→ STATED GOAL
Each line that holds the word "colegios" should be returned.

→ TASK INPUT
* * *
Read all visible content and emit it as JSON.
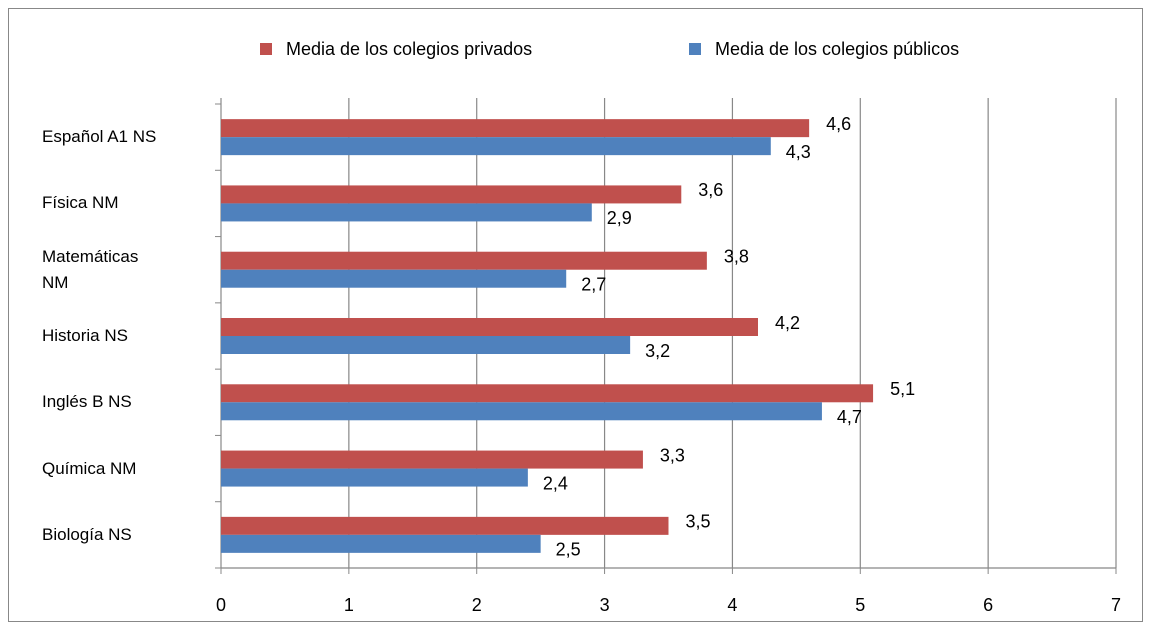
{
  "chart_data": {
    "type": "bar",
    "orientation": "horizontal",
    "categories": [
      "Español A1 NS",
      "Física NM",
      "Matemáticas NM",
      "Historia NS",
      "Inglés B NS",
      "Química NM",
      "Biología NS"
    ],
    "series": [
      {
        "name": "Media de los colegios privados",
        "color": "#c0504d",
        "values": [
          4.6,
          3.6,
          3.8,
          4.2,
          5.1,
          3.3,
          3.5
        ],
        "value_labels": [
          "4,6",
          "3,6",
          "3,8",
          "4,2",
          "5,1",
          "3,3",
          "3,5"
        ]
      },
      {
        "name": "Media de los colegios públicos",
        "color": "#4f81bd",
        "values": [
          4.3,
          2.9,
          2.7,
          3.2,
          4.7,
          2.4,
          2.5
        ],
        "value_labels": [
          "4,3",
          "2,9",
          "2,7",
          "3,2",
          "4,7",
          "2,4",
          "2,5"
        ]
      }
    ],
    "xlim": [
      0,
      7
    ],
    "xticks": [
      0,
      1,
      2,
      3,
      4,
      5,
      6,
      7
    ],
    "grid": true,
    "legend": "top"
  }
}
* * *
→ EXERCISE ANSWER
        "name": "Media de los colegios privados",
        "name": "Media de los colegios públicos",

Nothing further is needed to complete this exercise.